Saved data entries:
-----

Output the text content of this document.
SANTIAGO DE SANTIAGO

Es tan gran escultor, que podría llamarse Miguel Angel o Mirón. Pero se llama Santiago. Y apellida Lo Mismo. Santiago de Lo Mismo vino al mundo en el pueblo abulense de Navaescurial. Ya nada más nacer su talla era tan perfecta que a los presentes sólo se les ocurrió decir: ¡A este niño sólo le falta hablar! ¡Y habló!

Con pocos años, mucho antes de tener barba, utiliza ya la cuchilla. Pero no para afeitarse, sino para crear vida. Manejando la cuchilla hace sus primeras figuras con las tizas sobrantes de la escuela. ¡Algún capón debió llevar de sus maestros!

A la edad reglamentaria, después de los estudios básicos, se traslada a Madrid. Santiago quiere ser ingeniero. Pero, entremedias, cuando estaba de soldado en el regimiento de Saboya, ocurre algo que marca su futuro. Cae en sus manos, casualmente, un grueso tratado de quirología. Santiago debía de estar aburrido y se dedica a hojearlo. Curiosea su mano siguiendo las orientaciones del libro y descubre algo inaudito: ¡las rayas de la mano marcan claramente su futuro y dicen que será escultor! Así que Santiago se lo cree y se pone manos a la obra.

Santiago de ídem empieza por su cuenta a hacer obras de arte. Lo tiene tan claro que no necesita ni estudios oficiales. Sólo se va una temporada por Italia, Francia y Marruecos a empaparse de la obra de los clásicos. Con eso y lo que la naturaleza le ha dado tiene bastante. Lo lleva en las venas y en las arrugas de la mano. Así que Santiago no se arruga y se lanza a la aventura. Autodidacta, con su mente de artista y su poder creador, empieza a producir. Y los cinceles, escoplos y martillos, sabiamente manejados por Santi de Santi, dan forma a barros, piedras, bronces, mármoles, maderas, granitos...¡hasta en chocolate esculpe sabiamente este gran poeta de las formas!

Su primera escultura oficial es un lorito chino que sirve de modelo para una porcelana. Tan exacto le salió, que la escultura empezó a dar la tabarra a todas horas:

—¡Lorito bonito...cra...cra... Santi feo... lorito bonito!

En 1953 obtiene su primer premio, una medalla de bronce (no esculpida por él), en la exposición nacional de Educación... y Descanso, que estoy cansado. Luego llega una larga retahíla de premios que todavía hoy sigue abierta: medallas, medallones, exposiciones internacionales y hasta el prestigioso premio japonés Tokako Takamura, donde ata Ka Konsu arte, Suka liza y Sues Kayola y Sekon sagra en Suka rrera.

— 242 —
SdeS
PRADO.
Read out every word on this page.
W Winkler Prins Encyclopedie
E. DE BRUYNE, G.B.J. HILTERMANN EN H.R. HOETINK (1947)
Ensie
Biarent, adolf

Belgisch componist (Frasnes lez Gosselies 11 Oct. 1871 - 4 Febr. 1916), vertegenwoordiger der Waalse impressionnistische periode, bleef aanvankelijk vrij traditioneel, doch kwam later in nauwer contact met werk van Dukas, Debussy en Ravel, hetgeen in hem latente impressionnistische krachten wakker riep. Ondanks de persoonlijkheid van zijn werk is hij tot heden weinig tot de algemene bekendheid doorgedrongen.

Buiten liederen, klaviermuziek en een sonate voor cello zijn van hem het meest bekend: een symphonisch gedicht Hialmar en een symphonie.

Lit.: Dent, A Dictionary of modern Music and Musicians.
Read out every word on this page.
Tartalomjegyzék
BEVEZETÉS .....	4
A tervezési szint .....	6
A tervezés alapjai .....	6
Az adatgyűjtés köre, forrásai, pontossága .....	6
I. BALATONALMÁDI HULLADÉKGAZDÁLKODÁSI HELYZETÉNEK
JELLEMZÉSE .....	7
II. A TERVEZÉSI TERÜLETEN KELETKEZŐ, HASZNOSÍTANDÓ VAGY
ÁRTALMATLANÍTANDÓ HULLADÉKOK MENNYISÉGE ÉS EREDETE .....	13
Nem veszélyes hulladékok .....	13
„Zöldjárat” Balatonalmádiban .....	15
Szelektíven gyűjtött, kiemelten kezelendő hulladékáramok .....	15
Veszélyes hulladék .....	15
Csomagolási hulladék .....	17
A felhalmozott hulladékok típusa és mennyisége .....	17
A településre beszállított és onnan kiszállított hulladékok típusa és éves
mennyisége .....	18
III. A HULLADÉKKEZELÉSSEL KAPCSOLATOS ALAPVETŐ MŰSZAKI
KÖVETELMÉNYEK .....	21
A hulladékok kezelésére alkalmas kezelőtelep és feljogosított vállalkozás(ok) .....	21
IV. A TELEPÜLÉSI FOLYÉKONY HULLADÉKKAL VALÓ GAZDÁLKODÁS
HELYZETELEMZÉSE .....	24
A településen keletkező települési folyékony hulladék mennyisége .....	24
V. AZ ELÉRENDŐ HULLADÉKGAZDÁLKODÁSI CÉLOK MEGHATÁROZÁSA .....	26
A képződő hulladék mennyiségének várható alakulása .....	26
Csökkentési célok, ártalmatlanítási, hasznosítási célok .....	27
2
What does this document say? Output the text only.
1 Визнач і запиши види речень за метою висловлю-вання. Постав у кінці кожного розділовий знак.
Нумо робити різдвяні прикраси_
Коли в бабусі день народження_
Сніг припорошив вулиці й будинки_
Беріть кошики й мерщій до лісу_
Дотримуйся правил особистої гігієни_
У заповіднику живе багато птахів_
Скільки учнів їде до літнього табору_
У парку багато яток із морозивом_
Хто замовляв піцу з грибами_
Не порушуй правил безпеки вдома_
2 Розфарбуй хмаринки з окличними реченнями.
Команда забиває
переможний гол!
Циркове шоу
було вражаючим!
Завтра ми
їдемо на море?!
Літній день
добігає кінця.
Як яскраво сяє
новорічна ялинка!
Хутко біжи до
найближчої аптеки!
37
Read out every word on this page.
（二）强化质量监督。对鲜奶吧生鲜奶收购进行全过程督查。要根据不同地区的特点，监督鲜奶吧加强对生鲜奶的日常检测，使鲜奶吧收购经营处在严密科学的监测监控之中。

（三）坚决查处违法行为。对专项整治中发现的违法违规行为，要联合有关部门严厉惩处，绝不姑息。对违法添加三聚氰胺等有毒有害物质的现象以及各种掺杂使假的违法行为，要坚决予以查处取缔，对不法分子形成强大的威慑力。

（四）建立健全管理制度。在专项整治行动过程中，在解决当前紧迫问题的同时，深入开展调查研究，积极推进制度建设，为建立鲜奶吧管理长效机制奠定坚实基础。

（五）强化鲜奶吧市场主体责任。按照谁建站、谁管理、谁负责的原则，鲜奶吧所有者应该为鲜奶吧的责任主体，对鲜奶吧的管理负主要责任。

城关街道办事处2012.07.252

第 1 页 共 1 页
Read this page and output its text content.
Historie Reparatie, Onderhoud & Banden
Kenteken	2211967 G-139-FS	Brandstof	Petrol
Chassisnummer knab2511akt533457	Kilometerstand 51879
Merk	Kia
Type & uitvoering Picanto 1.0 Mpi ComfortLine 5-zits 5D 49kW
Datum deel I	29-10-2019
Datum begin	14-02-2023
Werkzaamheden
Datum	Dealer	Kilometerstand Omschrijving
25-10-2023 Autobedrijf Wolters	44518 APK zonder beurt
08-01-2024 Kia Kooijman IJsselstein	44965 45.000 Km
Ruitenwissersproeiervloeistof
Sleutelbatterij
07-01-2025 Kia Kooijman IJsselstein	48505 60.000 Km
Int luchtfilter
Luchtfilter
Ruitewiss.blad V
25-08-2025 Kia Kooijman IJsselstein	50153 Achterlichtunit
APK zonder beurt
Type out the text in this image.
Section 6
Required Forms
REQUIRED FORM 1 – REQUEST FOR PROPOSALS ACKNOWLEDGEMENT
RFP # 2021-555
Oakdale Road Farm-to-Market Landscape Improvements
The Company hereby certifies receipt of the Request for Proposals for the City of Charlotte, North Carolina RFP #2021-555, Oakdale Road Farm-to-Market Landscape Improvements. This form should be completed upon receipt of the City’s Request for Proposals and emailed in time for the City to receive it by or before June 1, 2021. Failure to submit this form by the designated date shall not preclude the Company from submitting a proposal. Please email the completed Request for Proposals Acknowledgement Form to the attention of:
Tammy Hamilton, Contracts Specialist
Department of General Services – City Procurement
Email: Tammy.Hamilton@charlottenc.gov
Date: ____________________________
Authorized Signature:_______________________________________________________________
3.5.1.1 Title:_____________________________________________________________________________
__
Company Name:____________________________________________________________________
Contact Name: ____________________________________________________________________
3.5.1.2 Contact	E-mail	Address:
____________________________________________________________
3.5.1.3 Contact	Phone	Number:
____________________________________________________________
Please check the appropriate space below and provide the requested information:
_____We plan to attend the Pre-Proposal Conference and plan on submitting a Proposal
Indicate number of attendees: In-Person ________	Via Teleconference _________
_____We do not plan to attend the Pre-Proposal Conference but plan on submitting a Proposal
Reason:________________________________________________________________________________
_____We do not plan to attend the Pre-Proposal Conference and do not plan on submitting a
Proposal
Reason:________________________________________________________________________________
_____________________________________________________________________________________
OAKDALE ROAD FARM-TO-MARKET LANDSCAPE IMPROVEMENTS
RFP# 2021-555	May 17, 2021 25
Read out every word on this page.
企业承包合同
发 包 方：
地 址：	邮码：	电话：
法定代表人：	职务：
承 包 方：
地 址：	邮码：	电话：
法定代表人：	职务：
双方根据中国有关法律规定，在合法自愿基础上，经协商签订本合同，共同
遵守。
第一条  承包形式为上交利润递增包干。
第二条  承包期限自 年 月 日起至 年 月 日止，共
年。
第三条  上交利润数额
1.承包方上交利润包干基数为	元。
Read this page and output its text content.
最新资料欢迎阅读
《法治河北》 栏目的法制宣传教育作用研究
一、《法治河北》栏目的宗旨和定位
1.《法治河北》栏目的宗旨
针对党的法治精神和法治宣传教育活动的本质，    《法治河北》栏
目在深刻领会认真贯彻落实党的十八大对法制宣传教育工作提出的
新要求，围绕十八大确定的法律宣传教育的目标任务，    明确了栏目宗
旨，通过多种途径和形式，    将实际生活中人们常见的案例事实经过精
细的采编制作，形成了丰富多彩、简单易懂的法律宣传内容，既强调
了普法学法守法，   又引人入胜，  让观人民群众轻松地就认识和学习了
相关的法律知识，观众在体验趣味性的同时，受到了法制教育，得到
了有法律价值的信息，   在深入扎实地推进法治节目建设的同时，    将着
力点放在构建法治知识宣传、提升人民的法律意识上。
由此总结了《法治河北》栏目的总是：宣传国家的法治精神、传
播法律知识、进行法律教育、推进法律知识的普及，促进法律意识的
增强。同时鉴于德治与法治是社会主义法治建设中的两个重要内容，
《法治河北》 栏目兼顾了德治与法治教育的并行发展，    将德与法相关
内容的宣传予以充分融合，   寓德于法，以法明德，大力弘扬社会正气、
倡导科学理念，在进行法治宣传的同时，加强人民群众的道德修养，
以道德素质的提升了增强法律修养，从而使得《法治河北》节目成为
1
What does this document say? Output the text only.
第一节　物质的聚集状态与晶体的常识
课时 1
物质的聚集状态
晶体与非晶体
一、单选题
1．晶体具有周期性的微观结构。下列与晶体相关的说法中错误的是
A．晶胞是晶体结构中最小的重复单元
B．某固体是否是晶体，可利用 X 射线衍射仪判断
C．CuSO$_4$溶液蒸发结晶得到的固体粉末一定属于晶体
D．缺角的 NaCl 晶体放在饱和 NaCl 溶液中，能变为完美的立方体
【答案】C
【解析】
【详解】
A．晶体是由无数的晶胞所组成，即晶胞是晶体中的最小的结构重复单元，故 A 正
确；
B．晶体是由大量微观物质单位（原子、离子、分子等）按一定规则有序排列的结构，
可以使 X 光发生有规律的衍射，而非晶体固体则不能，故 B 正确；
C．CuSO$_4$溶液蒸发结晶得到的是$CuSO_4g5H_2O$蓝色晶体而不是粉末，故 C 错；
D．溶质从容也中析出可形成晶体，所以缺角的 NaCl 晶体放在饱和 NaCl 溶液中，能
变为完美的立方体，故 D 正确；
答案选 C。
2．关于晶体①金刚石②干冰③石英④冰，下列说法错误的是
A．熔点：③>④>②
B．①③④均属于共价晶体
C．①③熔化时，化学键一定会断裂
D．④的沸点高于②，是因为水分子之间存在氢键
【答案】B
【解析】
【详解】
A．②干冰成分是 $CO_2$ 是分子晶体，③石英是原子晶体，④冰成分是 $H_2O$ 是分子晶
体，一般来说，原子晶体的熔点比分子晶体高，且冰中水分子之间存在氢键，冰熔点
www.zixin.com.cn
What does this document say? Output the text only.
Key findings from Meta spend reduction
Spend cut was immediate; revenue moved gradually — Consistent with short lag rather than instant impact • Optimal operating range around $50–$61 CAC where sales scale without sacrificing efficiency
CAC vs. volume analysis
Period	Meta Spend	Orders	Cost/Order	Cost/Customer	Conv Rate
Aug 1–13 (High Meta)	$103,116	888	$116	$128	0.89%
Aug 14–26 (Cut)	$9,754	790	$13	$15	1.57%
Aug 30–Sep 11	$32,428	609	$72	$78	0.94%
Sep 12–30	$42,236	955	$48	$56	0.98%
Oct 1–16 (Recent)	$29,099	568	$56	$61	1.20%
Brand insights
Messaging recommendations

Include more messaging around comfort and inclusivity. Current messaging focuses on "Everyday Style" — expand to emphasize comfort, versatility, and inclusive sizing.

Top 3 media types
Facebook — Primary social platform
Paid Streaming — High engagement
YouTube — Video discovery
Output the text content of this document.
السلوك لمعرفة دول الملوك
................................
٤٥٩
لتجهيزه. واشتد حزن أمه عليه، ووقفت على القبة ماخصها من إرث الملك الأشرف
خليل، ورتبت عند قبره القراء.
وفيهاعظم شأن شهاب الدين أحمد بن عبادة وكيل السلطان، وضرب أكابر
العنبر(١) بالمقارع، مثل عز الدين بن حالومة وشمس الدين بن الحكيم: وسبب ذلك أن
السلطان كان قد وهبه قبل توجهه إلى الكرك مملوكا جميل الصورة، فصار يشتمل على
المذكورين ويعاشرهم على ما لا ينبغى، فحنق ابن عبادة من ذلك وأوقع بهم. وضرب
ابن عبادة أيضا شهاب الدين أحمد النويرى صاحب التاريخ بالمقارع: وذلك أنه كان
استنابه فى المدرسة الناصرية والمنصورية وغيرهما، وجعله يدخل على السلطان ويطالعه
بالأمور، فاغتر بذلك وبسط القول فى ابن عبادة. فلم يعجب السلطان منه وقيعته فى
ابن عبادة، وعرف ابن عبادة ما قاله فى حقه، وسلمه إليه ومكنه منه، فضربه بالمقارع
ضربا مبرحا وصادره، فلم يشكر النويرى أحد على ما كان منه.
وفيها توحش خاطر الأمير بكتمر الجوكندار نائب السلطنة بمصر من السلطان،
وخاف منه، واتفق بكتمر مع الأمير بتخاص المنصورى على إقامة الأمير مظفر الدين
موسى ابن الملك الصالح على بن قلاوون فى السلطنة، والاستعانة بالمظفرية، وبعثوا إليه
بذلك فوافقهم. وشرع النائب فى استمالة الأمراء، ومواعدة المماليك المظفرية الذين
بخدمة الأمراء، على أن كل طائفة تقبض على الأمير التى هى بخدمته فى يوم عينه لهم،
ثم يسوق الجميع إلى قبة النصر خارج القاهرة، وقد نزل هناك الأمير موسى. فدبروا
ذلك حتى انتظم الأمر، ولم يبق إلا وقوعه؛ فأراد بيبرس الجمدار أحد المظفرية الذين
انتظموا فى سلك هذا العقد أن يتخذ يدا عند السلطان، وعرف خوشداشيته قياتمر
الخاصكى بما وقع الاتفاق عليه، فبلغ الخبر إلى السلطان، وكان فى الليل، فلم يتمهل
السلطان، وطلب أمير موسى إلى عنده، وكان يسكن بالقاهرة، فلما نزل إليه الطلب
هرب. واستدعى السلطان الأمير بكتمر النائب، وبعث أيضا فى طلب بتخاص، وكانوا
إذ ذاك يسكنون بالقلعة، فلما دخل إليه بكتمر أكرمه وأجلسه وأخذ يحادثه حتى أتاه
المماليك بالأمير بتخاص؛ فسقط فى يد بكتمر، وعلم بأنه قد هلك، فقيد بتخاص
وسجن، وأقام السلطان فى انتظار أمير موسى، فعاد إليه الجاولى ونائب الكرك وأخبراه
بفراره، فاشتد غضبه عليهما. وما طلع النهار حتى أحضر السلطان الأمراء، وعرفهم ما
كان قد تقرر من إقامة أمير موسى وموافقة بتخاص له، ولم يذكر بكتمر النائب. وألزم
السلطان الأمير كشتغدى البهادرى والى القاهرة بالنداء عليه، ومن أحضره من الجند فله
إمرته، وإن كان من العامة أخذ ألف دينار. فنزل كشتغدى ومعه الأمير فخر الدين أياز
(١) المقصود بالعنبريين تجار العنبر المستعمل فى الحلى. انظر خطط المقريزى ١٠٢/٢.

-----

## What is required
Filter for "típusa". Return all lines that hold it.

## The output
A felhalmozott hulladékok típusa és mennyisége .....	17
A településre beszállított és onnan kiszállított hulladékok típusa és éves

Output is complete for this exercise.